(AIM): Send back the records in full, character for character.

────────────────────

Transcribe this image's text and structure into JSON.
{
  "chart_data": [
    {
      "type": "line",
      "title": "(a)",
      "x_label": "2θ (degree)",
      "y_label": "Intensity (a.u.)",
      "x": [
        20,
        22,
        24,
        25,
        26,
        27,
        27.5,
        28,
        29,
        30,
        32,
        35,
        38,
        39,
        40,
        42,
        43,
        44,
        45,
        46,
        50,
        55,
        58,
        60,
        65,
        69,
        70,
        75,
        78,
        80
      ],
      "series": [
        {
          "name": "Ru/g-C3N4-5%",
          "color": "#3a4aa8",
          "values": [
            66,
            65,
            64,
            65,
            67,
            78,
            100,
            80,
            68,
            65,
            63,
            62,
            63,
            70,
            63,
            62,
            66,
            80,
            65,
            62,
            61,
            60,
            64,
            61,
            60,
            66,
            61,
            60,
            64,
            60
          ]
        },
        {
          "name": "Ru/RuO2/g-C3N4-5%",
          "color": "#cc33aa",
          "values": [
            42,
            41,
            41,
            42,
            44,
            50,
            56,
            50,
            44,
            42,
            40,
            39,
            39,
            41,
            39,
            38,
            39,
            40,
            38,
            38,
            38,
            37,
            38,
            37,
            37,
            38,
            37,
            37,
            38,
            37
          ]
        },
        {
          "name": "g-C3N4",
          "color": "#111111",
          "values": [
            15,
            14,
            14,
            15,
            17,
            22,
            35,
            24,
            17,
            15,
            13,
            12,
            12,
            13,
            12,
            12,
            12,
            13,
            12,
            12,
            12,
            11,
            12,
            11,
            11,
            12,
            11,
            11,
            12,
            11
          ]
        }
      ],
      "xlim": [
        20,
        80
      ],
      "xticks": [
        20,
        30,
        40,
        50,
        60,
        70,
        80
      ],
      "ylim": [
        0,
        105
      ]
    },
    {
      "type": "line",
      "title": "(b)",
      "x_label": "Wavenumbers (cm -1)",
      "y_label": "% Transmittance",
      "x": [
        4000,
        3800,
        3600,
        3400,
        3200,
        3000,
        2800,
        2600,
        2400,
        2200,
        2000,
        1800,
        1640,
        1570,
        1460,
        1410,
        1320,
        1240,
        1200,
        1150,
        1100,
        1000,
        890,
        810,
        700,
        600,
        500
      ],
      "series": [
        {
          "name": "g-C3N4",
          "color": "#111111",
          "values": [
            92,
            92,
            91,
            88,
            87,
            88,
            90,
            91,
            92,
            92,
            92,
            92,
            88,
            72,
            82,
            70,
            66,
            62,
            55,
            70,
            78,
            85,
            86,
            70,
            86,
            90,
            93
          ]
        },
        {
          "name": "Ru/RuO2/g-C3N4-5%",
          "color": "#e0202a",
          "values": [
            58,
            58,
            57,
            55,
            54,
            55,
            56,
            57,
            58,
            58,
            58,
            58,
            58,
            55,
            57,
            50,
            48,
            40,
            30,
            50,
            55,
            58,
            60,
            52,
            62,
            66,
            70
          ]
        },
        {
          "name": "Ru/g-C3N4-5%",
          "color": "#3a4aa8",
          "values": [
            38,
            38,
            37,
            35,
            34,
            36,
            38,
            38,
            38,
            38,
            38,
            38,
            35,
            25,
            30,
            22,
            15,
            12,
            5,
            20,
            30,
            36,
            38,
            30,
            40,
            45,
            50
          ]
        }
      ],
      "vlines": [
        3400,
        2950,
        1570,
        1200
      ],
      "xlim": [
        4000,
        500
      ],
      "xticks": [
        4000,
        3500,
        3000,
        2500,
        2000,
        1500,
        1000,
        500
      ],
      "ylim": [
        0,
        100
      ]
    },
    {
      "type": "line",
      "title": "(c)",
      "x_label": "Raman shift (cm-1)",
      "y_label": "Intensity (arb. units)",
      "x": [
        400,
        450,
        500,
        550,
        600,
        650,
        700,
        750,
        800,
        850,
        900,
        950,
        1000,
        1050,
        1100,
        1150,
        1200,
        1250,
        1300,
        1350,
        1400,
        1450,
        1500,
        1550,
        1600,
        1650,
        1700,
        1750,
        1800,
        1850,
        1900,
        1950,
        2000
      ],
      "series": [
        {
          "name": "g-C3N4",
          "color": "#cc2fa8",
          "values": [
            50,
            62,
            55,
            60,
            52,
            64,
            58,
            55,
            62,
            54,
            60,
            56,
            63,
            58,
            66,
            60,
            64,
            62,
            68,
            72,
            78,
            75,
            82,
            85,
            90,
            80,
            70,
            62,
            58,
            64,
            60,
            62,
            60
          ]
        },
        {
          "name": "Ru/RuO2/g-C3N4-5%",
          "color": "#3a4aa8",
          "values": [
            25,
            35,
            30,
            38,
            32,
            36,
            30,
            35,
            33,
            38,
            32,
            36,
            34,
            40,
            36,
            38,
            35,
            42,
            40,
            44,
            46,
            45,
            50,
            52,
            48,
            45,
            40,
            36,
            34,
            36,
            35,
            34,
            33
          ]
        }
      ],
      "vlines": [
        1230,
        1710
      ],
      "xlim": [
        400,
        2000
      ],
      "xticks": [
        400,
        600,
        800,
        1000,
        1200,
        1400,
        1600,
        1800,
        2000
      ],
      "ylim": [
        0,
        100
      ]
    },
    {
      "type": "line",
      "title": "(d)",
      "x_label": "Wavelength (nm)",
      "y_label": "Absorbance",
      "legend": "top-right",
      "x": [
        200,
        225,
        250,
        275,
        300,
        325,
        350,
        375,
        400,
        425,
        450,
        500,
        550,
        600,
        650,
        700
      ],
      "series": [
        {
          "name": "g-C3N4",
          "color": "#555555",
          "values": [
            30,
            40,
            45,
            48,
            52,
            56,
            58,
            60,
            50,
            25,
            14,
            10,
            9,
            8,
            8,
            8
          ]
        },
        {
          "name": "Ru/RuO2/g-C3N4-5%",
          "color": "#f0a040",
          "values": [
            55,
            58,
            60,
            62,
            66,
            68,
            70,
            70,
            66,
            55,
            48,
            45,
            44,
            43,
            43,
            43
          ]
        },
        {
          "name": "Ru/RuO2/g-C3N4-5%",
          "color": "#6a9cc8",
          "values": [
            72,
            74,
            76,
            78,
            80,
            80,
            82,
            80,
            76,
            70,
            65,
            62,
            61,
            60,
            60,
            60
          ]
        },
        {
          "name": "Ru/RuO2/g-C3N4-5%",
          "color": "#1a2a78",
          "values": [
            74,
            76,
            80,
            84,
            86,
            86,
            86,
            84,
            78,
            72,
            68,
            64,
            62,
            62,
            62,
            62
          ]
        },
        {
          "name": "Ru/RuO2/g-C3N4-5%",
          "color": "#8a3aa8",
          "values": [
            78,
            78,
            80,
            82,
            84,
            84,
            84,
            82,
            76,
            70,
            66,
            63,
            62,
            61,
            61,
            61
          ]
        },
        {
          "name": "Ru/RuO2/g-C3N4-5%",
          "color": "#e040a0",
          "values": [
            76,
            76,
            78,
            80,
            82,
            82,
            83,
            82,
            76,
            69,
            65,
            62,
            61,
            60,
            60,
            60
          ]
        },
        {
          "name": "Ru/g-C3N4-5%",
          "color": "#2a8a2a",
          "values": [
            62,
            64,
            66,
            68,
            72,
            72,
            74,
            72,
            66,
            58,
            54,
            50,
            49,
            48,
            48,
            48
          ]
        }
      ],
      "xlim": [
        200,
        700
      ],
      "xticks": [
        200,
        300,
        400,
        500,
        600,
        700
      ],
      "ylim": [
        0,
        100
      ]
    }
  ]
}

────────────────────

(ANSWER TO THE PROBLEM):
Transcribe this image's text and structure into JSON.
{
  "chart_data": [
    {
      "type": "line",
      "title": "(a)",
      "x_label": "2θ (degree)",
      "y_label": "Intensity (a.u.)",
      "x": [
        20,
        22,
        24,
        25,
        26,
        27,
        27.5,
        28,
        29,
        30,
        32,
        35,
        38,
        39,
        40,
        42,
        43,
        44,
        45,
        46,
        50,
        55,
        58,
        60,
        65,
        69,
        70,
        75,
        78,
        80
      ],
      "series": [
        {
          "name": "Ru/g-C3N4-5%",
          "color": "#3a4aa8",
          "values": [
            66,
            65,
            64,
            65,
            67,
            78,
            100,
            80,
            68,
            65,
            63,
            62,
            63,
            70,
            63,
            62,
            66,
            80,
            65,
            62,
            61,
            60,
            64,
            61,
            60,
            66,
            61,
            60,
            64,
            60
          ]
        },
        {
          "name": "Ru/RuO2/g-C3N4-5%",
          "color": "#cc33aa",
          "values": [
            42,
            41,
            41,
            42,
            44,
            50,
            56,
            50,
            44,
            42,
            40,
            39,
            39,
            41,
            39,
            38,
            39,
            40,
            38,
            38,
            38,
            37,
            38,
            37,
            37,
            38,
            37,
            37,
            38,
            37
          ]
        },
        {
          "name": "g-C3N4",
          "color": "#111111",
          "values": [
            15,
            14,
            14,
            15,
            17,
            22,
            35,
            24,
            17,
            15,
            13,
            12,
            12,
            13,
            12,
            12,
            12,
            13,
            12,
            12,
            12,
            11,
            12,
            11,
            11,
            12,
            11,
            11,
            12,
            11
          ]
        }
      ],
      "xlim": [
        20,
        80
      ],
      "xticks": [
        20,
        30,
        40,
        50,
        60,
        70,
        80
      ],
      "ylim": [
        0,
        105
      ]
    },
    {
      "type": "line",
      "title": "(b)",
      "x_label": "Wavenumbers (cm -1)",
      "y_label": "% Transmittance",
      "x": [
        4000,
        3800,
        3600,
        3400,
        3200,
        3000,
        2800,
        2600,
        2400,
        2200,
        2000,
        1800,
        1640,
        1570,
        1460,
        1410,
        1320,
        1240,
        1200,
        1150,
        1100,
        1000,
        890,
        810,
        700,
        600,
        500
      ],
      "series": [
        {
          "name": "g-C3N4",
          "color": "#111111",
          "values": [
            92,
            92,
            91,
            88,
            87,
            88,
            90,
            91,
            92,
            92,
            92,
            92,
            88,
            72,
            82,
            70,
            66,
            62,
            55,
            70,
            78,
            85,
            86,
            70,
            86,
            90,
            93
          ]
        },
        {
          "name": "Ru/RuO2/g-C3N4-5%",
          "color": "#e0202a",
          "values": [
            58,
            58,
            57,
            55,
            54,
            55,
            56,
            57,
            58,
            58,
            58,
            58,
            58,
            55,
            57,
            50,
            48,
            40,
            30,
            50,
            55,
            58,
            60,
            52,
            62,
            66,
            70
          ]
        },
        {
          "name": "Ru/g-C3N4-5%",
          "color": "#3a4aa8",
          "values": [
            38,
            38,
            37,
            35,
            34,
            36,
            38,
            38,
            38,
            38,
            38,
            38,
            35,
            25,
            30,
            22,
            15,
            12,
            5,
            20,
            30,
            36,
            38,
            30,
            40,
            45,
            50
          ]
        }
      ],
      "vlines": [
        3400,
        2950,
        1570,
        1200
      ],
      "xlim": [
        4000,
        500
      ],
      "xticks": [
        4000,
        3500,
        3000,
        2500,
        2000,
        1500,
        1000,
        500
      ],
      "ylim": [
        0,
        100
      ]
    },
    {
      "type": "line",
      "title": "(c)",
      "x_label": "Raman shift (cm-1)",
      "y_label": "Intensity (arb. units)",
      "x": [
        400,
        450,
        500,
        550,
        600,
        650,
        700,
        750,
        800,
        850,
        900,
        950,
        1000,
        1050,
        1100,
        1150,
        1200,
        1250,
        1300,
        1350,
        1400,
        1450,
        1500,
        1550,
        1600,
        1650,
        1700,
        1750,
        1800,
        1850,
        1900,
        1950,
        2000
      ],
      "series": [
        {
          "name": "g-C3N4",
          "color": "#cc2fa8",
          "values": [
            50,
            62,
            55,
            60,
            52,
            64,
            58,
            55,
            62,
            54,
            60,
            56,
            63,
            58,
            66,
            60,
            64,
            62,
            68,
            72,
            78,
            75,
            82,
            85,
            90,
            80,
            70,
            62,
            58,
            64,
            60,
            62,
            60
          ]
        },
        {
          "name": "Ru/RuO2/g-C3N4-5%",
          "color": "#3a4aa8",
          "values": [
            25,
            35,
            30,
            38,
            32,
            36,
            30,
            35,
            33,
            38,
            32,
            36,
            34,
            40,
            36,
            38,
            35,
            42,
            40,
            44,
            46,
            45,
            50,
            52,
            48,
            45,
            40,
            36,
            34,
            36,
            35,
            34,
            33
          ]
        }
      ],
      "vlines": [
        1230,
        1710
      ],
      "xlim": [
        400,
        2000
      ],
      "xticks": [
        400,
        600,
        800,
        1000,
        1200,
        1400,
        1600,
        1800,
        2000
      ],
      "ylim": [
        0,
        100
      ]
    },
    {
      "type": "line",
      "title": "(d)",
      "x_label": "Wavelength (nm)",
      "y_label": "Absorbance",
      "legend": "top-right",
      "x": [
        200,
        225,
        250,
        275,
        300,
        325,
        350,
        375,
        400,
        425,
        450,
        500,
        550,
        600,
        650,
        700
      ],
      "series": [
        {
          "name": "g-C3N4",
          "color": "#555555",
          "values": [
            30,
            40,
            45,
            48,
            52,
            56,
            58,
            60,
            50,
            25,
            14,
            10,
            9,
            8,
            8,
            8
          ]
        },
        {
          "name": "Ru/RuO2/g-C3N4-5%",
          "color": "#f0a040",
          "values": [
            55,
            58,
            60,
            62,
            66,
            68,
            70,
            70,
            66,
            55,
            48,
            45,
            44,
            43,
            43,
            43
          ]
        },
        {
          "name": "Ru/RuO2/g-C3N4-5%",
          "color": "#6a9cc8",
          "values": [
            72,
            74,
            76,
            78,
            80,
            80,
            82,
            80,
            76,
            70,
            65,
            62,
            61,
            60,
            60,
            60
          ]
        },
        {
          "name": "Ru/RuO2/g-C3N4-5%",
          "color": "#1a2a78",
          "values": [
            74,
            76,
            80,
            84,
            86,
            86,
            86,
            84,
            78,
            72,
            68,
            64,
            62,
            62,
            62,
            62
          ]
        },
        {
          "name": "Ru/RuO2/g-C3N4-5%",
          "color": "#8a3aa8",
          "values": [
            78,
            78,
            80,
            82,
            84,
            84,
            84,
            82,
            76,
            70,
            66,
            63,
            62,
            61,
            61,
            61
          ]
        },
        {
          "name": "Ru/RuO2/g-C3N4-5%",
          "color": "#e040a0",
          "values": [
            76,
            76,
            78,
            80,
            82,
            82,
            83,
            82,
            76,
            69,
            65,
            62,
            61,
            60,
            60,
            60
          ]
        },
        {
          "name": "Ru/g-C3N4-5%",
          "color": "#2a8a2a",
          "values": [
            62,
            64,
            66,
            68,
            72,
            72,
            74,
            72,
            66,
            58,
            54,
            50,
            49,
            48,
            48,
            48
          ]
        }
      ],
      "xlim": [
        200,
        700
      ],
      "xticks": [
        200,
        300,
        400,
        500,
        600,
        700
      ],
      "ylim": [
        0,
        100
      ]
    }
  ]
}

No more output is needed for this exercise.